**To do:** Review the lines that follow and copy each one that contains the word "Добавить".

**Data supplied:**
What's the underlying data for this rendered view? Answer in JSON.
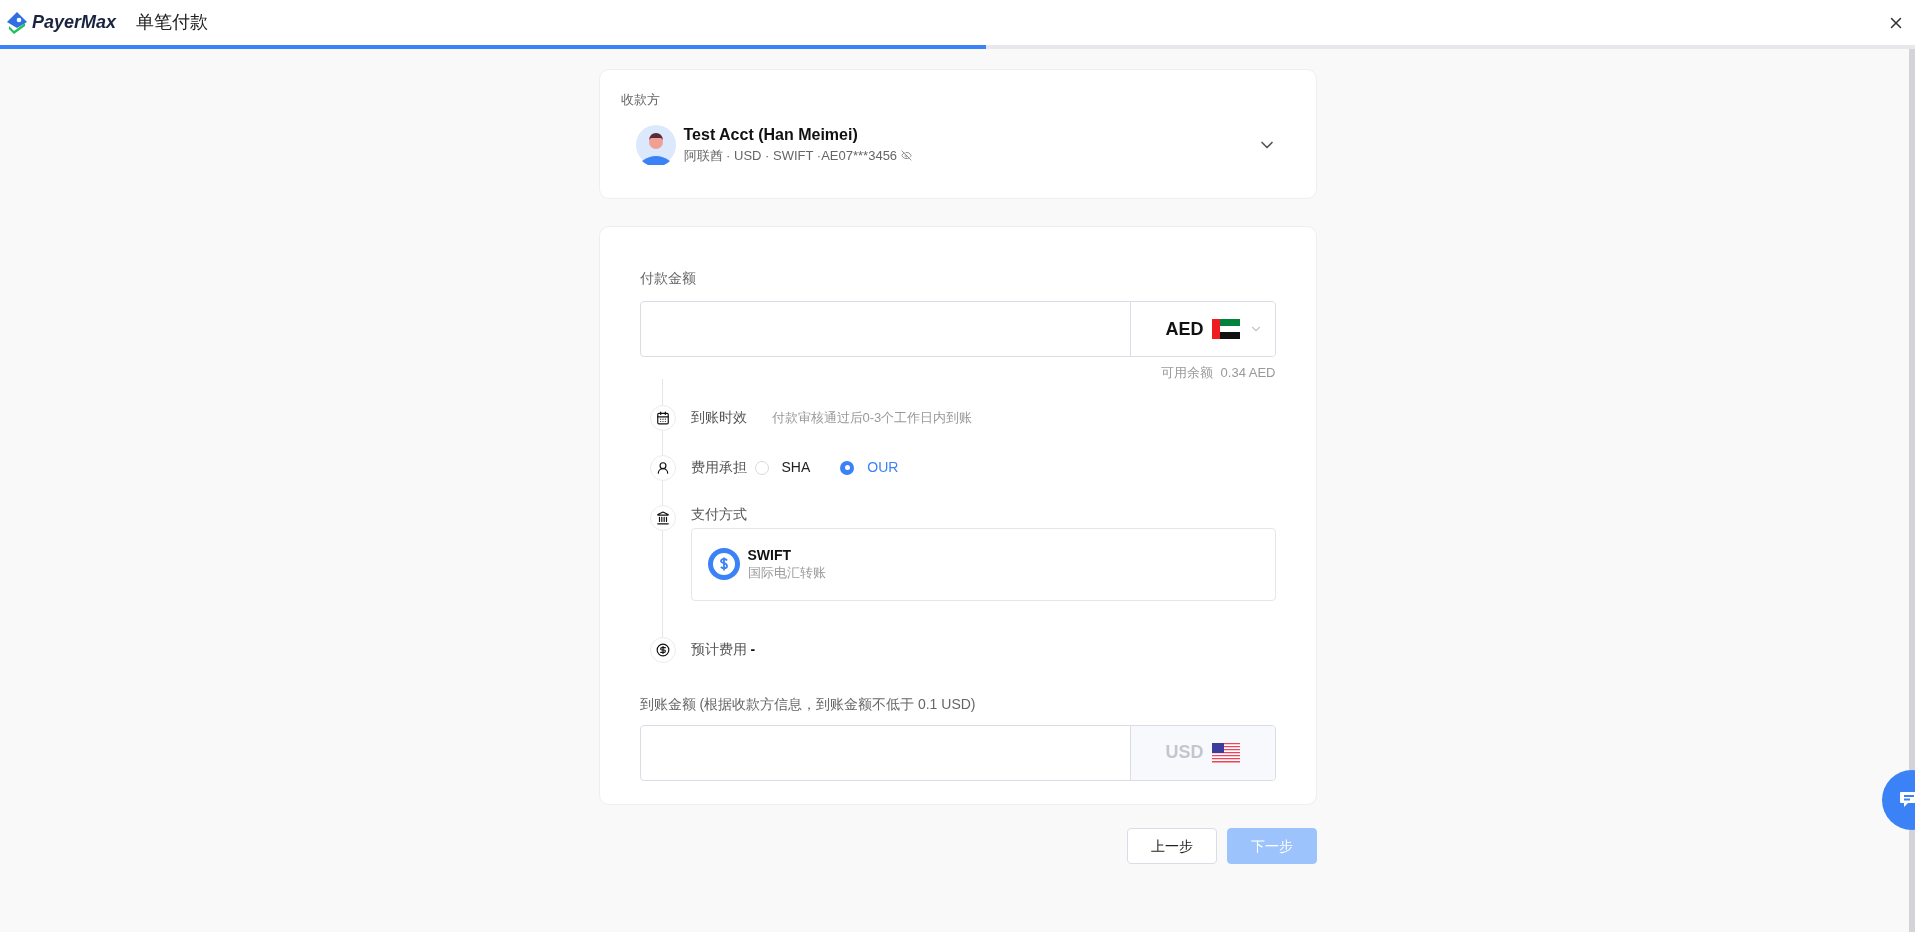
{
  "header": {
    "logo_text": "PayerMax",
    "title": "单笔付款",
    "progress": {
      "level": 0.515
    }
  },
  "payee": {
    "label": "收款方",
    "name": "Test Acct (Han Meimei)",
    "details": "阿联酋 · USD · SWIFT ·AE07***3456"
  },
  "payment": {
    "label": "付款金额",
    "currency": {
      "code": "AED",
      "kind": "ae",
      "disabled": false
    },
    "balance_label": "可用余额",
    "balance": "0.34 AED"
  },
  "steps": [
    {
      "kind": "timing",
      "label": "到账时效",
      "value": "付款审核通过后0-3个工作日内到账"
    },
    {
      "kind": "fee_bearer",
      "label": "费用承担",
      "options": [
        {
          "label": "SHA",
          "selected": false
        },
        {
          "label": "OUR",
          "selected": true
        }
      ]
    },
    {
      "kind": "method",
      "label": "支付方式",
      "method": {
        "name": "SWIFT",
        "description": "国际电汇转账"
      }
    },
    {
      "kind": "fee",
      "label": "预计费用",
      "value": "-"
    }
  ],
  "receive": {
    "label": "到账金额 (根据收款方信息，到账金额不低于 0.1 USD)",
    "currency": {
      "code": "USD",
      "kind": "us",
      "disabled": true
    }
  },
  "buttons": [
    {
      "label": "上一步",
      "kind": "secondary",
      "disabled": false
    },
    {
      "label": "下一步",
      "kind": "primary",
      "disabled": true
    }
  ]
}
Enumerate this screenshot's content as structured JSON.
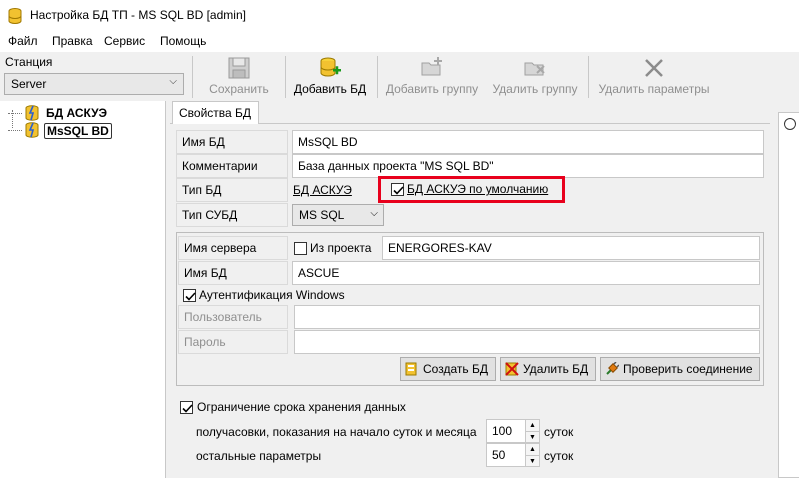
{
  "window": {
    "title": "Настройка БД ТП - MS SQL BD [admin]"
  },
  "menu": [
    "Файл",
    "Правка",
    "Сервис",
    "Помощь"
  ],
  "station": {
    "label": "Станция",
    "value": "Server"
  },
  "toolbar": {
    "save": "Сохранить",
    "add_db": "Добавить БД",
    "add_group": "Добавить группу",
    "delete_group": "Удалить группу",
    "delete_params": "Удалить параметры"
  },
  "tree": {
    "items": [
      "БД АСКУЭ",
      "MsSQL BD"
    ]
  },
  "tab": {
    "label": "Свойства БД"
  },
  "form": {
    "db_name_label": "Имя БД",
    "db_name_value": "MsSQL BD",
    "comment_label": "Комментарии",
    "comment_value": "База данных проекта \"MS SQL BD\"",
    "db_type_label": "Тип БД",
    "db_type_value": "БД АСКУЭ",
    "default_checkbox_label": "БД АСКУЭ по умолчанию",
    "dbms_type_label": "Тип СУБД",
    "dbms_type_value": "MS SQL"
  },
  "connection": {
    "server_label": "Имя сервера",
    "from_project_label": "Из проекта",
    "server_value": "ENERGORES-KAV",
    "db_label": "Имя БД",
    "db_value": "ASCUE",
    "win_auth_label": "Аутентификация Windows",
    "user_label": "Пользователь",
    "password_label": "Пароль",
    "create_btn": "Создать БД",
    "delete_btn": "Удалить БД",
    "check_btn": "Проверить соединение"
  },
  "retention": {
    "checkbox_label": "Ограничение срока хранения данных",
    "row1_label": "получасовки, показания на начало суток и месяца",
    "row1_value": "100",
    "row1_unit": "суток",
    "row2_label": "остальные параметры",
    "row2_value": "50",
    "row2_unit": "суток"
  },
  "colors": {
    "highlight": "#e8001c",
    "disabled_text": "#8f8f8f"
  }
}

--

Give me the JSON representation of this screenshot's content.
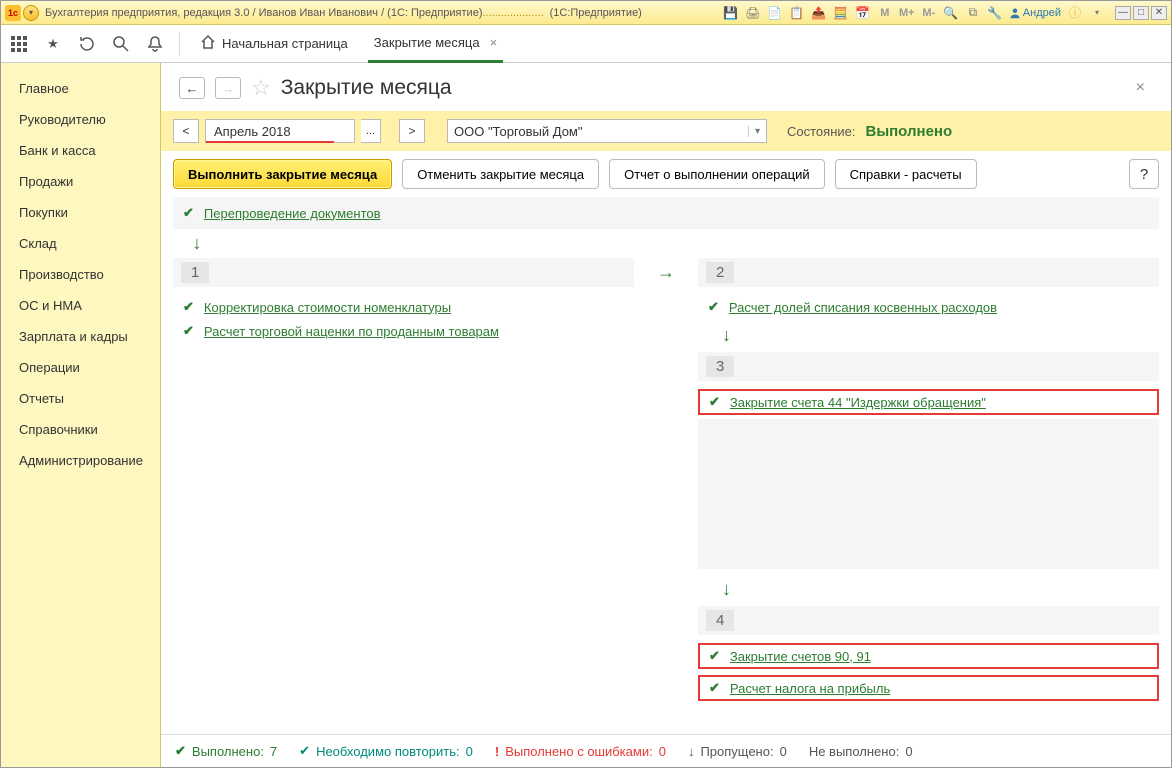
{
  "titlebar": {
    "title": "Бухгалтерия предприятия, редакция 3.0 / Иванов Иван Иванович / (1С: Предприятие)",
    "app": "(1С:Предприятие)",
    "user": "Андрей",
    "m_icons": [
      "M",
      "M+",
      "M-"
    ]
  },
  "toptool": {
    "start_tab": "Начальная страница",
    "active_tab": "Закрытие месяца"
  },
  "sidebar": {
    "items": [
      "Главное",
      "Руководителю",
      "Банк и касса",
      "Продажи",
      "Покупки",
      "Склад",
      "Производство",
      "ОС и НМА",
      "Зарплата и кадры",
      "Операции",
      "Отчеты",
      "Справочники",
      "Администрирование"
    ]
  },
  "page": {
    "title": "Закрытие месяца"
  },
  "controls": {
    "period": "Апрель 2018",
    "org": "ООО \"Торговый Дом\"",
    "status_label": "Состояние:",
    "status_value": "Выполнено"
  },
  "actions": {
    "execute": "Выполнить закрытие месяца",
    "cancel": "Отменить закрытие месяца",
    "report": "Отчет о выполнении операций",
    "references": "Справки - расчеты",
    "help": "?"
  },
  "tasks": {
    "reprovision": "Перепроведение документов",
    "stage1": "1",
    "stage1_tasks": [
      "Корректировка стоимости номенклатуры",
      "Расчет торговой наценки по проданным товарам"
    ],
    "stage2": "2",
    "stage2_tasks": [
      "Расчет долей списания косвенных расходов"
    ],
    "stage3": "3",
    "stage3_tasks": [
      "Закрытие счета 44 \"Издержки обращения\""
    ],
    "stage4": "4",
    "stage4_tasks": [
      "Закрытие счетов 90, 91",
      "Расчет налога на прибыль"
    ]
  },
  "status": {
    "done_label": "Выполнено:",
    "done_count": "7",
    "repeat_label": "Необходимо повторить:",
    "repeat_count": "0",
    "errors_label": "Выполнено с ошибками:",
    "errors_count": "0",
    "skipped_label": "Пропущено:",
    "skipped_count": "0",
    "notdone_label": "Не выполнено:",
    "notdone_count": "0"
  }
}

==

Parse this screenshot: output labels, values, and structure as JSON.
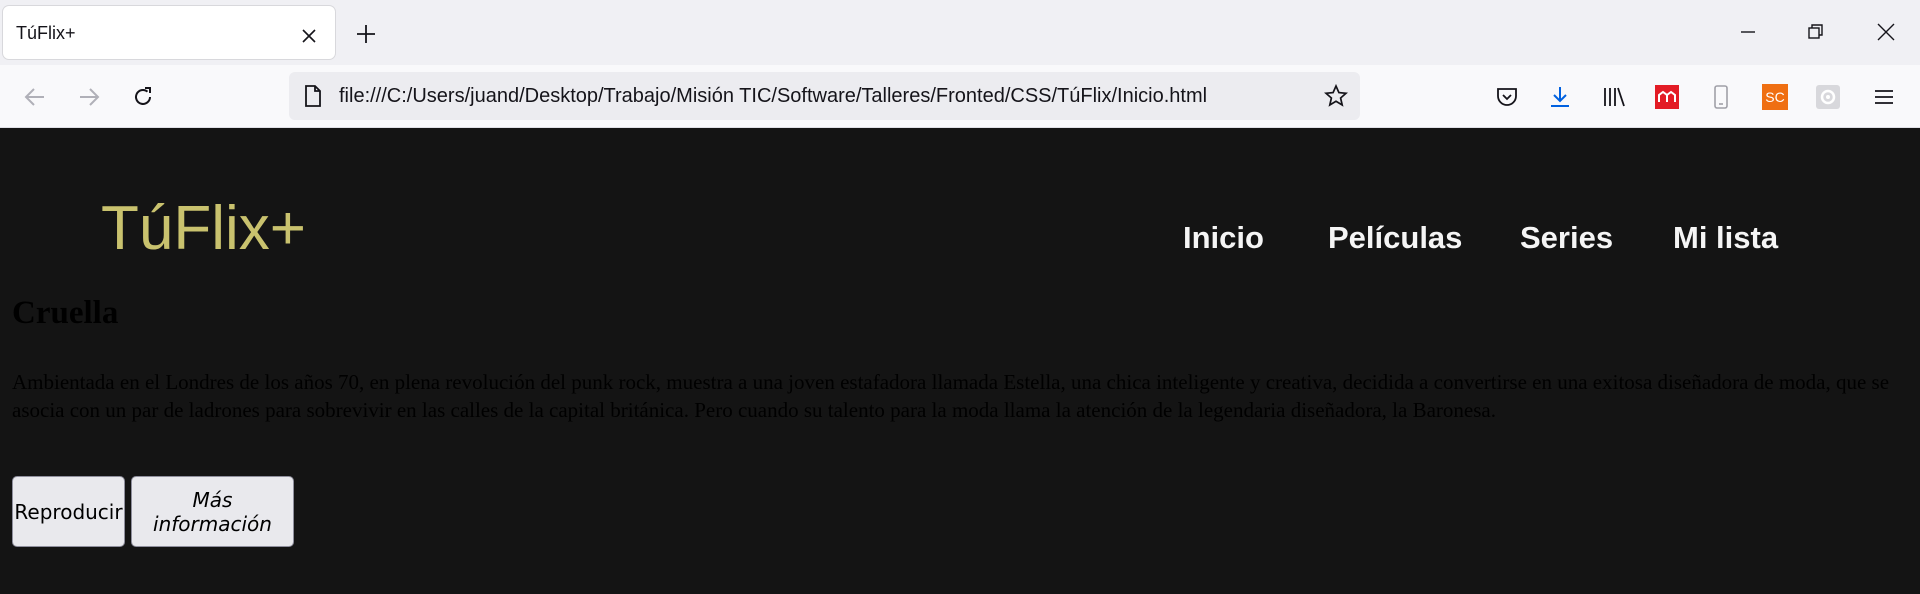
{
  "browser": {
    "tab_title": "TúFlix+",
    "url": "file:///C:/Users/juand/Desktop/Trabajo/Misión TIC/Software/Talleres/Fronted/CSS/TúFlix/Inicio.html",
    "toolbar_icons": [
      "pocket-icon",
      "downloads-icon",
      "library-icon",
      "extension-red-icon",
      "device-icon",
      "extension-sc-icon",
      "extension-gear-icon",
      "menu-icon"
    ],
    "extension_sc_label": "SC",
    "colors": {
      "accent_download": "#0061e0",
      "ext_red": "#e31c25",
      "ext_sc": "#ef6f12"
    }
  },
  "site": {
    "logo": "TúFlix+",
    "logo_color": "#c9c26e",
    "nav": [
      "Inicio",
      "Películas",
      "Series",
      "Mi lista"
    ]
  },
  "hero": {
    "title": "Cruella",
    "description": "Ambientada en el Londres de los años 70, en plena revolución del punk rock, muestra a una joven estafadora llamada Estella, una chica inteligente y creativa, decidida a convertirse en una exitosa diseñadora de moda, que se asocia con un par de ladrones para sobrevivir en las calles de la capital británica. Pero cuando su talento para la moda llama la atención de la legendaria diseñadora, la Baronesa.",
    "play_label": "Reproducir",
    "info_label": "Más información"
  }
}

**Exercise solution:**
    "add_db": "Добавить БД",
    "add_group": "Добавить группу",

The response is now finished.